---- Record excerpts
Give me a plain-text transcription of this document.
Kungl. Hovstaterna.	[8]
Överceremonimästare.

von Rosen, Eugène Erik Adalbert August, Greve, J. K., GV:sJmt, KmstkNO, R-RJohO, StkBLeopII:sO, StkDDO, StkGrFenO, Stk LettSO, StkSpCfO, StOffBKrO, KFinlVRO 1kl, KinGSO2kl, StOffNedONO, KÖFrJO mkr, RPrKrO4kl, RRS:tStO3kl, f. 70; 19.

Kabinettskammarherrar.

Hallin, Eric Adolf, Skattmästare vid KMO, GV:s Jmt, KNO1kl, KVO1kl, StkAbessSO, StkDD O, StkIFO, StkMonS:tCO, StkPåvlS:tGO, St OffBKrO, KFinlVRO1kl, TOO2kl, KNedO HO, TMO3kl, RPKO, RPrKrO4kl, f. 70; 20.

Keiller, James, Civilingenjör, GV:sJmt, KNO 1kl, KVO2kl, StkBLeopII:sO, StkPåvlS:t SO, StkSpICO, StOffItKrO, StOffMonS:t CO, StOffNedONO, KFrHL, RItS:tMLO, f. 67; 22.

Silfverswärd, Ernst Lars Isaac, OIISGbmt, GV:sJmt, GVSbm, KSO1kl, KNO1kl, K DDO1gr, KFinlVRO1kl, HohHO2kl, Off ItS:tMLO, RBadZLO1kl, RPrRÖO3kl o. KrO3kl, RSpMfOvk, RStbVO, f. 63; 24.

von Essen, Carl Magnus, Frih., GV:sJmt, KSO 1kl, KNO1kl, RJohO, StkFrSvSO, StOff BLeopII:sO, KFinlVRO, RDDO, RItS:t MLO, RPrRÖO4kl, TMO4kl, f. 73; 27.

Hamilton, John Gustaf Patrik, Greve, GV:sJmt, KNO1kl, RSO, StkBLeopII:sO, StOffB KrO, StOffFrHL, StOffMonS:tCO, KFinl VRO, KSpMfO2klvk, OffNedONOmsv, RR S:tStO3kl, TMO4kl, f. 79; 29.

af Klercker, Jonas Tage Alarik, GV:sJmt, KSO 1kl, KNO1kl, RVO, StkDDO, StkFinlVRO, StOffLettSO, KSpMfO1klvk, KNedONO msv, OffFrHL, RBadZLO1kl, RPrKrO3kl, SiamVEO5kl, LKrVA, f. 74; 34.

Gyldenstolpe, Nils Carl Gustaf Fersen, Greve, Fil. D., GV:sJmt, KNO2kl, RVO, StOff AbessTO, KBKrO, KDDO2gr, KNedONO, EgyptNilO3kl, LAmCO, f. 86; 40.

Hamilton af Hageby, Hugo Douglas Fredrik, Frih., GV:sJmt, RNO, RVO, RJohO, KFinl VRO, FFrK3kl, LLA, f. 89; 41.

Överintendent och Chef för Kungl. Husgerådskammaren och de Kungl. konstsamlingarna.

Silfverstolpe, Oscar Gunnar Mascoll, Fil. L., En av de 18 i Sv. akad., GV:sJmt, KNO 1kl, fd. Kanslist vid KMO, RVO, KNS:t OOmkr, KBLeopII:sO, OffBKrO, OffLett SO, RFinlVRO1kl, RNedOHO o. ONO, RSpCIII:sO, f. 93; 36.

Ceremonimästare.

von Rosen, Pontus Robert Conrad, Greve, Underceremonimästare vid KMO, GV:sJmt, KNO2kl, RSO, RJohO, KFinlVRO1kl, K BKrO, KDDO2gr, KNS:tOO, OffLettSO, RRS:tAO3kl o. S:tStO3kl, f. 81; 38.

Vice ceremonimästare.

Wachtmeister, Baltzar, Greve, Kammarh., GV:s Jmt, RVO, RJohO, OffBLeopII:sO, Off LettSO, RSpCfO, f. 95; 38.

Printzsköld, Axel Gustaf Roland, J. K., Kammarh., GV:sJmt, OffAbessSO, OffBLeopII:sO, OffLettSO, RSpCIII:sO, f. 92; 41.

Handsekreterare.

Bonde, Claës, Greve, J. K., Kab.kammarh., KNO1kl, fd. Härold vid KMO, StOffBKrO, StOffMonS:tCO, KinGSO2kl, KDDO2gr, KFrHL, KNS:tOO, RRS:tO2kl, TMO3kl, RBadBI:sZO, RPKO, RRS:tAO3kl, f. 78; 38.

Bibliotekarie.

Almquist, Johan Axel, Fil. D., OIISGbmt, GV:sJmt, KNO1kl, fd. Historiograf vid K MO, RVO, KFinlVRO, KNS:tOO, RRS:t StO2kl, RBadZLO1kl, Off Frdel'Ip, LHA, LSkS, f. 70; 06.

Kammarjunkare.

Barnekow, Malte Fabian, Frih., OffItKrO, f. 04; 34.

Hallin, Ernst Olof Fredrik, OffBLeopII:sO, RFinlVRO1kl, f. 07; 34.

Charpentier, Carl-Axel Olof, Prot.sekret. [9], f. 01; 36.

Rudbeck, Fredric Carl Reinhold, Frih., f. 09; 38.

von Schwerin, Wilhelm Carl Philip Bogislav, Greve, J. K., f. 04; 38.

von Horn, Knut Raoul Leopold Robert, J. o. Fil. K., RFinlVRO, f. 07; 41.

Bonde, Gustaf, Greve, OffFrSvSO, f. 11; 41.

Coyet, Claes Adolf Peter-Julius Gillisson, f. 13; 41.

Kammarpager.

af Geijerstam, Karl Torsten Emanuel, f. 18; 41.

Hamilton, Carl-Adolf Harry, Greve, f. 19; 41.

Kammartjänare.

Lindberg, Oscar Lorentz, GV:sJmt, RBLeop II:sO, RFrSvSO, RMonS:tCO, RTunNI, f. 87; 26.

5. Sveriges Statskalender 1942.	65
--------
**Objective**
Repeat the material word for word, in full.

**Exercise result**
Give me a plain-text transcription of this document.
Kungl. Hovstaterna.	[8]
Överceremonimästare.

von Rosen, Eugène Erik Adalbert August, Greve, J. K., GV:sJmt, KmstkNO, R-RJohO, StkBLeopII:sO, StkDDO, StkGrFenO, Stk LettSO, StkSpCfO, StOffBKrO, KFinlVRO 1kl, KinGSO2kl, StOffNedONO, KÖFrJO mkr, RPrKrO4kl, RRS:tStO3kl, f. 70; 19.

Kabinettskammarherrar.

Hallin, Eric Adolf, Skattmästare vid KMO, GV:s Jmt, KNO1kl, KVO1kl, StkAbessSO, StkDD O, StkIFO, StkMonS:tCO, StkPåvlS:tGO, St OffBKrO, KFinlVRO1kl, TOO2kl, KNedO HO, TMO3kl, RPKO, RPrKrO4kl, f. 70; 20.

Keiller, James, Civilingenjör, GV:sJmt, KNO 1kl, KVO2kl, StkBLeopII:sO, StkPåvlS:t SO, StkSpICO, StOffItKrO, StOffMonS:t CO, StOffNedONO, KFrHL, RItS:tMLO, f. 67; 22.

Silfverswärd, Ernst Lars Isaac, OIISGbmt, GV:sJmt, GVSbm, KSO1kl, KNO1kl, K DDO1gr, KFinlVRO1kl, HohHO2kl, Off ItS:tMLO, RBadZLO1kl, RPrRÖO3kl o. KrO3kl, RSpMfOvk, RStbVO, f. 63; 24.

von Essen, Carl Magnus, Frih., GV:sJmt, KSO 1kl, KNO1kl, RJohO, StkFrSvSO, StOff BLeopII:sO, KFinlVRO, RDDO, RItS:t MLO, RPrRÖO4kl, TMO4kl, f. 73; 27.

Hamilton, John Gustaf Patrik, Greve, GV:sJmt, KNO1kl, RSO, StkBLeopII:sO, StOffB KrO, StOffFrHL, StOffMonS:tCO, KFinl VRO, KSpMfO2klvk, OffNedONOmsv, RR S:tStO3kl, TMO4kl, f. 79; 29.

af Klercker, Jonas Tage Alarik, GV:sJmt, KSO 1kl, KNO1kl, RVO, StkDDO, StkFinlVRO, StOffLettSO, KSpMfO1klvk, KNedONO msv, OffFrHL, RBadZLO1kl, RPrKrO3kl, SiamVEO5kl, LKrVA, f. 74; 34.

Gyldenstolpe, Nils Carl Gustaf Fersen, Greve, Fil. D., GV:sJmt, KNO2kl, RVO, StOff AbessTO, KBKrO, KDDO2gr, KNedONO, EgyptNilO3kl, LAmCO, f. 86; 40.

Hamilton af Hageby, Hugo Douglas Fredrik, Frih., GV:sJmt, RNO, RVO, RJohO, KFinl VRO, FFrK3kl, LLA, f. 89; 41.

Överintendent och Chef för Kungl. Husgerådskammaren och de Kungl. konstsamlingarna.

Silfverstolpe, Oscar Gunnar Mascoll, Fil. L., En av de 18 i Sv. akad., GV:sJmt, KNO 1kl, fd. Kanslist vid KMO, RVO, KNS:t OOmkr, KBLeopII:sO, OffBKrO, OffLett SO, RFinlVRO1kl, RNedOHO o. ONO, RSpCIII:sO, f. 93; 36.

Ceremonimästare.

von Rosen, Pontus Robert Conrad, Greve, Underceremonimästare vid KMO, GV:sJmt, KNO2kl, RSO, RJohO, KFinlVRO1kl, K BKrO, KDDO2gr, KNS:tOO, OffLettSO, RRS:tAO3kl o. S:tStO3kl, f. 81; 38.

Vice ceremonimästare.

Wachtmeister, Baltzar, Greve, Kammarh., GV:s Jmt, RVO, RJohO, OffBLeopII:sO, Off LettSO, RSpCfO, f. 95; 38.

Printzsköld, Axel Gustaf Roland, J. K., Kammarh., GV:sJmt, OffAbessSO, OffBLeopII:sO, OffLettSO, RSpCIII:sO, f. 92; 41.

Handsekreterare.

Bonde, Claës, Greve, J. K., Kab.kammarh., KNO1kl, fd. Härold vid KMO, StOffBKrO, StOffMonS:tCO, KinGSO2kl, KDDO2gr, KFrHL, KNS:tOO, RRS:tO2kl, TMO3kl, RBadBI:sZO, RPKO, RRS:tAO3kl, f. 78; 38.

Bibliotekarie.

Almquist, Johan Axel, Fil. D., OIISGbmt, GV:sJmt, KNO1kl, fd. Historiograf vid K MO, RVO, KFinlVRO, KNS:tOO, RRS:t StO2kl, RBadZLO1kl, Off Frdel'Ip, LHA, LSkS, f. 70; 06.

Kammarjunkare.

Barnekow, Malte Fabian, Frih., OffItKrO, f. 04; 34.

Hallin, Ernst Olof Fredrik, OffBLeopII:sO, RFinlVRO1kl, f. 07; 34.

Charpentier, Carl-Axel Olof, Prot.sekret. [9], f. 01; 36.

Rudbeck, Fredric Carl Reinhold, Frih., f. 09; 38.

von Schwerin, Wilhelm Carl Philip Bogislav, Greve, J. K., f. 04; 38.

von Horn, Knut Raoul Leopold Robert, J. o. Fil. K., RFinlVRO, f. 07; 41.

Bonde, Gustaf, Greve, OffFrSvSO, f. 11; 41.

Coyet, Claes Adolf Peter-Julius Gillisson, f. 13; 41.

Kammarpager.

af Geijerstam, Karl Torsten Emanuel, f. 18; 41.

Hamilton, Carl-Adolf Harry, Greve, f. 19; 41.

Kammartjänare.

Lindberg, Oscar Lorentz, GV:sJmt, RBLeop II:sO, RFrSvSO, RMonS:tCO, RTunNI, f. 87; 26.

5. Sveriges Statskalender 1942.	65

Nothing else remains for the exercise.